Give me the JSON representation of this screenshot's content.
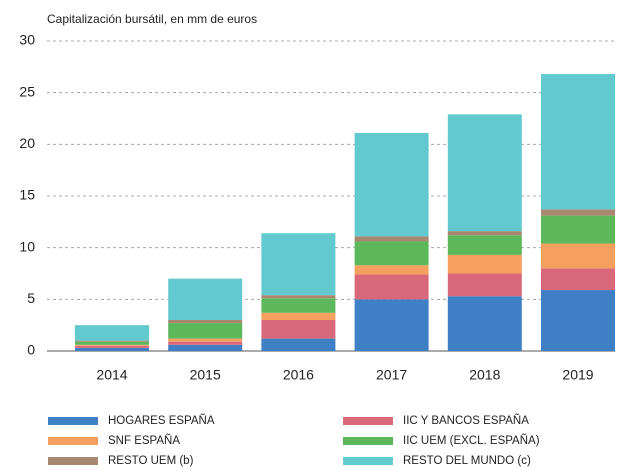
{
  "chart_data": {
    "type": "stacked_bar",
    "subtitle": "Capitalización bursátil, en mm de euros",
    "categories": [
      "2014",
      "2015",
      "2016",
      "2017",
      "2018",
      "2019"
    ],
    "series": [
      {
        "name": "HOGARES ESPAÑA",
        "color": "#3f7fc5",
        "values": [
          0.3,
          0.6,
          1.2,
          5.0,
          5.3,
          5.9
        ]
      },
      {
        "name": "IIC Y BANCOS ESPAÑA",
        "color": "#d9697a",
        "values": [
          0.2,
          0.3,
          1.8,
          2.4,
          2.2,
          2.1
        ]
      },
      {
        "name": "SNF ESPAÑA",
        "color": "#f5a05e",
        "values": [
          0.1,
          0.3,
          0.7,
          0.9,
          1.8,
          2.4
        ]
      },
      {
        "name": "IIC UEM (EXCL. ESPAÑA)",
        "color": "#5cb85a",
        "values": [
          0.3,
          1.5,
          1.4,
          2.3,
          1.9,
          2.7
        ]
      },
      {
        "name": "RESTO UEM (b)",
        "color": "#a8896f",
        "values": [
          0.1,
          0.3,
          0.3,
          0.5,
          0.4,
          0.6
        ]
      },
      {
        "name": "RESTO DEL MUNDO (c)",
        "color": "#62c9cf",
        "values": [
          1.5,
          4.0,
          6.0,
          10.0,
          11.3,
          13.1
        ]
      }
    ],
    "ylim": [
      0,
      30
    ],
    "yticks": [
      0,
      5,
      10,
      15,
      20,
      25,
      30
    ],
    "grid": true
  }
}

_____

The task: Write the full listing out again with every line unchanged, but include no pictures.

Task answer:
Give me the JSON representation of this screenshot's content.
{
  "chart_data": {
    "type": "stacked_bar",
    "subtitle": "Capitalización bursátil, en mm de euros",
    "categories": [
      "2014",
      "2015",
      "2016",
      "2017",
      "2018",
      "2019"
    ],
    "series": [
      {
        "name": "HOGARES ESPAÑA",
        "color": "#3f7fc5",
        "values": [
          0.3,
          0.6,
          1.2,
          5.0,
          5.3,
          5.9
        ]
      },
      {
        "name": "IIC Y BANCOS ESPAÑA",
        "color": "#d9697a",
        "values": [
          0.2,
          0.3,
          1.8,
          2.4,
          2.2,
          2.1
        ]
      },
      {
        "name": "SNF ESPAÑA",
        "color": "#f5a05e",
        "values": [
          0.1,
          0.3,
          0.7,
          0.9,
          1.8,
          2.4
        ]
      },
      {
        "name": "IIC UEM (EXCL. ESPAÑA)",
        "color": "#5cb85a",
        "values": [
          0.3,
          1.5,
          1.4,
          2.3,
          1.9,
          2.7
        ]
      },
      {
        "name": "RESTO UEM (b)",
        "color": "#a8896f",
        "values": [
          0.1,
          0.3,
          0.3,
          0.5,
          0.4,
          0.6
        ]
      },
      {
        "name": "RESTO DEL MUNDO (c)",
        "color": "#62c9cf",
        "values": [
          1.5,
          4.0,
          6.0,
          10.0,
          11.3,
          13.1
        ]
      }
    ],
    "ylim": [
      0,
      30
    ],
    "yticks": [
      0,
      5,
      10,
      15,
      20,
      25,
      30
    ],
    "grid": true
  }
}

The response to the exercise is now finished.